## Supplied information:
'''

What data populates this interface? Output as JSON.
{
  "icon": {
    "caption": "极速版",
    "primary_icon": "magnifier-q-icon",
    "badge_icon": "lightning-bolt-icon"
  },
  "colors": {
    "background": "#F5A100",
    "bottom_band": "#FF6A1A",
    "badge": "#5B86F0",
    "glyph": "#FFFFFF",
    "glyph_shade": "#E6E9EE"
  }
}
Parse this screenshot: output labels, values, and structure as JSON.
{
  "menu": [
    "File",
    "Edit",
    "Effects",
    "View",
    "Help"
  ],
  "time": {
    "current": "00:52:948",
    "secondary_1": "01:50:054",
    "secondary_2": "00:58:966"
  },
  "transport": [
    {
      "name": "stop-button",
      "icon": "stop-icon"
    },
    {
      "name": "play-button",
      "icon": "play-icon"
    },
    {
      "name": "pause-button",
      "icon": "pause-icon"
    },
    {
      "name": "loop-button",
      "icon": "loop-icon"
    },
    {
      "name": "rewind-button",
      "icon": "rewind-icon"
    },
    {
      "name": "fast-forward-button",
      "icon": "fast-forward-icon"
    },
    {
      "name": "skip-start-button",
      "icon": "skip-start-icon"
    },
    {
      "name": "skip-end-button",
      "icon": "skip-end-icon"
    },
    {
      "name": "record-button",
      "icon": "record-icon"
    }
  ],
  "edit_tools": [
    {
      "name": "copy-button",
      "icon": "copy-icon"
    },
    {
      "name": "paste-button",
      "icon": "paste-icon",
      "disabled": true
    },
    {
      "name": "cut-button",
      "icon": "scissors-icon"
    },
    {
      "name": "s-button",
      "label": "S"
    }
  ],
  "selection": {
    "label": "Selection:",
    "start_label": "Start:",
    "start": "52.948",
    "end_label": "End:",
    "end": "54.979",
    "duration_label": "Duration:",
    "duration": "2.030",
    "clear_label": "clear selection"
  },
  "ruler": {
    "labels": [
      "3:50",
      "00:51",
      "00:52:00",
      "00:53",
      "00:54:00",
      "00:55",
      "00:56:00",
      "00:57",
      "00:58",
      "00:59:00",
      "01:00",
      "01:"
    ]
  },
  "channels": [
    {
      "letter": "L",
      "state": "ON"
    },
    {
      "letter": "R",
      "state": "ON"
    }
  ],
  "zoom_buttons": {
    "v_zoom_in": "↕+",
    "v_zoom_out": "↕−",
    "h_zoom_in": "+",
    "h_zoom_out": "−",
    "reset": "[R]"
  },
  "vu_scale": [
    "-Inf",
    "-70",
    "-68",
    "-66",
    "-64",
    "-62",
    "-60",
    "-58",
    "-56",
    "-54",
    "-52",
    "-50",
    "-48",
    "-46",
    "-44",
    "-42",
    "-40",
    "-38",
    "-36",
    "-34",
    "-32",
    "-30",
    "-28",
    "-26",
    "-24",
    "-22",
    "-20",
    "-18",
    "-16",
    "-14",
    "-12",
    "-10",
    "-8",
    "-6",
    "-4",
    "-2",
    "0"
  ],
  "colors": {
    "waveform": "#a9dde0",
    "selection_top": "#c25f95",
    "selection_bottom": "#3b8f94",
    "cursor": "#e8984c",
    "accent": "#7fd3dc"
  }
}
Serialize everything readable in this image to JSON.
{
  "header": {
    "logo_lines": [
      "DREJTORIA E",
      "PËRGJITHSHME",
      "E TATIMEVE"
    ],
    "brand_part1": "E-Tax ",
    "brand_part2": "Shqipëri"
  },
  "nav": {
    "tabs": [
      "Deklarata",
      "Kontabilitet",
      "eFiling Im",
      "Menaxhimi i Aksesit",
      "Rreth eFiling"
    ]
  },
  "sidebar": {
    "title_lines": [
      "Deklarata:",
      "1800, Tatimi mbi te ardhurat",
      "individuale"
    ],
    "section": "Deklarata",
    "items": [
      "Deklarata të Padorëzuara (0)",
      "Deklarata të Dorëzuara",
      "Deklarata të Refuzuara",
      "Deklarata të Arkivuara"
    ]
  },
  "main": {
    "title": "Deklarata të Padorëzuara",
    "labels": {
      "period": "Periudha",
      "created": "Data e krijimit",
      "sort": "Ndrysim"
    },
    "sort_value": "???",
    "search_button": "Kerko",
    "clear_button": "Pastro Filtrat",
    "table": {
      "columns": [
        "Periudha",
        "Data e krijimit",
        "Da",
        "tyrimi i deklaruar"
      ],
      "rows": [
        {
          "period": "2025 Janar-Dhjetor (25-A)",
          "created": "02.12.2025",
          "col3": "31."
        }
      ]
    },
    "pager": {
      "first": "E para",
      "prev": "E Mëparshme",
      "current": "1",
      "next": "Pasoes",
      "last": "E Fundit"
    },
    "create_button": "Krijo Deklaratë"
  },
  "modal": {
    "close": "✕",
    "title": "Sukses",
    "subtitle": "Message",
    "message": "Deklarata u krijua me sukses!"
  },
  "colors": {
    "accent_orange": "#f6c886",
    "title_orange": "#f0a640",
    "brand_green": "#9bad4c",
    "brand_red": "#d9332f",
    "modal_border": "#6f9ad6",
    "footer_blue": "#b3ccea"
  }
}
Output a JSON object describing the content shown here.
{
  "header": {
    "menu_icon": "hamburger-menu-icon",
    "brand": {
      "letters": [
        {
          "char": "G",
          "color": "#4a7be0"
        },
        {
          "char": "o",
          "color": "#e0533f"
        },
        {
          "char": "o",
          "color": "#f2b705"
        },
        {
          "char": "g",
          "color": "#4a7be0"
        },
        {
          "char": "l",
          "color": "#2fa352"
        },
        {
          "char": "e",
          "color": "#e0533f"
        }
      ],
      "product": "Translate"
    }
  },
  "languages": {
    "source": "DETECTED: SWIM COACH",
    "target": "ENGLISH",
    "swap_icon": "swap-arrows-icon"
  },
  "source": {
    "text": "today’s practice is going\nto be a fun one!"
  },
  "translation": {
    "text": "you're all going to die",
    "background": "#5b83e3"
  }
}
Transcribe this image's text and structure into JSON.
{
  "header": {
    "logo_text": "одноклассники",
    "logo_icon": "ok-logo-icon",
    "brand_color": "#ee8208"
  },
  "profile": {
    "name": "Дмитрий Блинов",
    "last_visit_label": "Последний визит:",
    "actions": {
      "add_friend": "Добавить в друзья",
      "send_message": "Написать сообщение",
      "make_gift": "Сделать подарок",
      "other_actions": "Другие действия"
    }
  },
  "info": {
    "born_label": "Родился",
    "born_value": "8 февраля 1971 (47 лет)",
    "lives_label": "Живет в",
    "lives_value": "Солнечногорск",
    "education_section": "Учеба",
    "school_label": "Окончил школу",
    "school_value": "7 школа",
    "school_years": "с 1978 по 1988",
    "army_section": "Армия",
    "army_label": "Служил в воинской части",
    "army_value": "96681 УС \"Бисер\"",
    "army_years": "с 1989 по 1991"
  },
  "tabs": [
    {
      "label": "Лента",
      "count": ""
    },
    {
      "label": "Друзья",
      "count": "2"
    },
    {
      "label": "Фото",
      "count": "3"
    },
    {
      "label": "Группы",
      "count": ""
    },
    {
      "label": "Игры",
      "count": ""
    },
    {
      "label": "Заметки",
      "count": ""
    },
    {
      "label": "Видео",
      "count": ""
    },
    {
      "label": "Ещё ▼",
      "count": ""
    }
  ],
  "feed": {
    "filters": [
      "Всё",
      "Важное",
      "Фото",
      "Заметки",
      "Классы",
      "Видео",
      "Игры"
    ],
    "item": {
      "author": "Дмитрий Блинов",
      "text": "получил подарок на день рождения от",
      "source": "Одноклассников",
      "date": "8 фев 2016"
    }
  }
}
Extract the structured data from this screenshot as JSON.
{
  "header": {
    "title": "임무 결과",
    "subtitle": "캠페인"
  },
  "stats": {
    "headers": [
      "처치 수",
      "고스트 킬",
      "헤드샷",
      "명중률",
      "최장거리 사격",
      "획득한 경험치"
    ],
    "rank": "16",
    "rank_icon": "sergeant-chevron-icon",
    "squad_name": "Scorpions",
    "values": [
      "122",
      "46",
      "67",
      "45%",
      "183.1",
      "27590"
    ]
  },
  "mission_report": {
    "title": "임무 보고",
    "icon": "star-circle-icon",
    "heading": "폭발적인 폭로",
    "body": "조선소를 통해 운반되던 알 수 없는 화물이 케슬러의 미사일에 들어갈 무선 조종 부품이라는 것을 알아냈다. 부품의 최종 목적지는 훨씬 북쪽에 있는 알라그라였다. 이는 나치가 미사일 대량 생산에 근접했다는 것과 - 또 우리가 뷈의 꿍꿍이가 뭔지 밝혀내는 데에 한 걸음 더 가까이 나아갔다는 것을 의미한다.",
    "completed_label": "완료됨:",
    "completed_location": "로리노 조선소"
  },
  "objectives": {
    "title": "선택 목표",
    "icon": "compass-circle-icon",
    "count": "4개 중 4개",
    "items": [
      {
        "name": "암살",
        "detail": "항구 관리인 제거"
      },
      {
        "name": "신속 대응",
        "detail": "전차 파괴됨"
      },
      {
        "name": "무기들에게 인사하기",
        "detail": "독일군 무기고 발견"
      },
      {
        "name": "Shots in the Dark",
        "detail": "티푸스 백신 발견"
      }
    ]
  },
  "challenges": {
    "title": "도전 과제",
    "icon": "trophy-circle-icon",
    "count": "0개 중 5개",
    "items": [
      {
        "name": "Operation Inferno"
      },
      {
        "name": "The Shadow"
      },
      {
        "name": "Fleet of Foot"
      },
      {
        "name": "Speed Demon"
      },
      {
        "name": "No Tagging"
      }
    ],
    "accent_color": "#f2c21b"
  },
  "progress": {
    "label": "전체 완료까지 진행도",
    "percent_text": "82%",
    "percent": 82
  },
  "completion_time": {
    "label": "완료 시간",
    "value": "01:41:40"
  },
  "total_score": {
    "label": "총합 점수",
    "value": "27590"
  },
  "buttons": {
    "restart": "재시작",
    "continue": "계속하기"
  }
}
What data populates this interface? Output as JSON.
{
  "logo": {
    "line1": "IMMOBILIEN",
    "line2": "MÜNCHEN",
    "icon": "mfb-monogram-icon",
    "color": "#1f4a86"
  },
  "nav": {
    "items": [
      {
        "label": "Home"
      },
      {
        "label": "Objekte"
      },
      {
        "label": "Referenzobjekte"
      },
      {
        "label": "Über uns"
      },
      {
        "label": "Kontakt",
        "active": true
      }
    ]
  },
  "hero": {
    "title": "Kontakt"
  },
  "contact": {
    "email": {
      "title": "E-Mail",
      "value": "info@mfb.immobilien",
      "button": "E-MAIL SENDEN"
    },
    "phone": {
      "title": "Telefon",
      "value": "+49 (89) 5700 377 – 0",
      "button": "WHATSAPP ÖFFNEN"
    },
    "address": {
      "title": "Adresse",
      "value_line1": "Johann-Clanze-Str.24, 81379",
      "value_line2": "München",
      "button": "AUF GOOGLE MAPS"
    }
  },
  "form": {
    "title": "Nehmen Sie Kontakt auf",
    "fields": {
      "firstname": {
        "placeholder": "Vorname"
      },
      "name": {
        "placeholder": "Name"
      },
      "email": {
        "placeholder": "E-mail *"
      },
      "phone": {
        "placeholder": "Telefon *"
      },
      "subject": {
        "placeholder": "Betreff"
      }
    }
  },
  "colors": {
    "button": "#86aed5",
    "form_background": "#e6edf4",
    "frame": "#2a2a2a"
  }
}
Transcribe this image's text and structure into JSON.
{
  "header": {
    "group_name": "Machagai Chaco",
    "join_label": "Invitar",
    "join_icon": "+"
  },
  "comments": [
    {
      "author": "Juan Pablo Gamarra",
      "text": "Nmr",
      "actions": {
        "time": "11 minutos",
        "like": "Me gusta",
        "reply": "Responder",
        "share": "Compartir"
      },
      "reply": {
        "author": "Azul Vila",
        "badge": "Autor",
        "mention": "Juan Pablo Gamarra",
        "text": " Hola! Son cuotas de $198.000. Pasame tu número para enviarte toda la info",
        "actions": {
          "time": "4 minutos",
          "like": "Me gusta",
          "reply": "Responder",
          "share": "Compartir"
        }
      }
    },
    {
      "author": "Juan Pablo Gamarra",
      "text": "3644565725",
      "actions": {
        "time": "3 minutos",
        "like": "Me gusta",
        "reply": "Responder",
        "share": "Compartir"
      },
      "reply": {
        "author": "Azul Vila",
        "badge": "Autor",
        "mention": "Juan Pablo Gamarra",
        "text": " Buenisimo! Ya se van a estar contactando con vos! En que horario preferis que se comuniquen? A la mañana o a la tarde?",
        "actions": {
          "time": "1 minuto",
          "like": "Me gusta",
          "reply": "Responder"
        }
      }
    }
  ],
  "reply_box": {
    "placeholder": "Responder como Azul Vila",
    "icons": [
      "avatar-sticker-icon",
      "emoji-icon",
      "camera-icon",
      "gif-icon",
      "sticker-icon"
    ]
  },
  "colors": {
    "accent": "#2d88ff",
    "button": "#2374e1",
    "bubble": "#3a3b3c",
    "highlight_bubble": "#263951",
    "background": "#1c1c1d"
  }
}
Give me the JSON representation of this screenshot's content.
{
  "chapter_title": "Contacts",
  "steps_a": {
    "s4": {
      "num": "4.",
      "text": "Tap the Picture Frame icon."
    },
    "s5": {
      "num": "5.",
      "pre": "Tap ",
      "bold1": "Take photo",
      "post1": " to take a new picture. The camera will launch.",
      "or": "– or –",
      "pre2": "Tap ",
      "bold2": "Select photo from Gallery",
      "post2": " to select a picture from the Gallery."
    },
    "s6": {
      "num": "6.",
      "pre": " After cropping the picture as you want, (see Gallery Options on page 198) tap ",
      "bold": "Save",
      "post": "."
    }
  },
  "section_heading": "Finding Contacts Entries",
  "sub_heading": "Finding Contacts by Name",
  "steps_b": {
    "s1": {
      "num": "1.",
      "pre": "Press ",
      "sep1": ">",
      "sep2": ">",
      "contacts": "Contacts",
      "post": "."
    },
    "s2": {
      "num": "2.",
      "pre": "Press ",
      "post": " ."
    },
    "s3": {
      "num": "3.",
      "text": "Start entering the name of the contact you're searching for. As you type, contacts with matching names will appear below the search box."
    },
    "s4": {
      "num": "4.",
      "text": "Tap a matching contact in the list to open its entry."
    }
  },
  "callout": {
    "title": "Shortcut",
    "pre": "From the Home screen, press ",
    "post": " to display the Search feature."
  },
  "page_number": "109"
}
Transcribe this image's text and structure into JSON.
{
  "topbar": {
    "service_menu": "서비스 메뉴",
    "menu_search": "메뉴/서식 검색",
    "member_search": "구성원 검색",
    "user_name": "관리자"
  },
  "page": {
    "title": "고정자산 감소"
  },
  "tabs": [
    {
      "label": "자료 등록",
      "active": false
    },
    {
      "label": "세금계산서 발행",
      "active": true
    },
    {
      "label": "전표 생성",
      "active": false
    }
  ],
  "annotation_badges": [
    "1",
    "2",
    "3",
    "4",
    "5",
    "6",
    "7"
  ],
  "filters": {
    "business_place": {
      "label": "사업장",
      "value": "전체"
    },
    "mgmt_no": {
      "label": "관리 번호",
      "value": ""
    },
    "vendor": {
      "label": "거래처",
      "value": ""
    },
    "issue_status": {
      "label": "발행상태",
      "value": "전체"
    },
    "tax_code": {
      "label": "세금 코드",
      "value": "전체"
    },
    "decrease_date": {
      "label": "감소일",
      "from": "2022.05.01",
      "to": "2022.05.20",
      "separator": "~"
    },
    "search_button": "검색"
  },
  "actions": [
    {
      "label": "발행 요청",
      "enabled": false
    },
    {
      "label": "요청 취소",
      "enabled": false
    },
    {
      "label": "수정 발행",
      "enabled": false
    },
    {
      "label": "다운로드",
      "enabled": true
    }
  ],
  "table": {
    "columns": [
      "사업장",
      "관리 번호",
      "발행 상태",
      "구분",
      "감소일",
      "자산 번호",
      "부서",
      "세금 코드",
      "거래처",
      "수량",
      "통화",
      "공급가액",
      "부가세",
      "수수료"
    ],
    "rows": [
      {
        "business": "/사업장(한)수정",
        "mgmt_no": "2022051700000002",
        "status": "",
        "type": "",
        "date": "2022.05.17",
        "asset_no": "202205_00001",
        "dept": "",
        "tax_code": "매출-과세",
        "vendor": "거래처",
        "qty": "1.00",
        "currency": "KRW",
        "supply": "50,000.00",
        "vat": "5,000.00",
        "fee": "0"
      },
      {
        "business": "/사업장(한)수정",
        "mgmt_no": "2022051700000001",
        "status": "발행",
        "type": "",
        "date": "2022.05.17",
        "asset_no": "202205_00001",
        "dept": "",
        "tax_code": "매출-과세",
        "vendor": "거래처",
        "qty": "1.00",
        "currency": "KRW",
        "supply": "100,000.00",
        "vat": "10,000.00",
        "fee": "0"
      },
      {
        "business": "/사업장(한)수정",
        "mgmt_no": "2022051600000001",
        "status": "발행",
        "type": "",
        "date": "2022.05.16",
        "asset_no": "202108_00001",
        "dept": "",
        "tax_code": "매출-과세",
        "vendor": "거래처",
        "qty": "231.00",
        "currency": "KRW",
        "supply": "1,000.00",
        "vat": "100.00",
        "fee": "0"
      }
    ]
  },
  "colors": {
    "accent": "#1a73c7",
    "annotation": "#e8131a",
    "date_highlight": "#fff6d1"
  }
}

'''

## Problem requirements:
Extract, from the listing above, every line where the string "detail" occurs.

## Solution to this exercise:
        "detail": "항구 관리인 제거"
        "detail": "전차 파괴됨"
        "detail": "독일군 무기고 발견"
        "detail": "티푸스 백신 발견"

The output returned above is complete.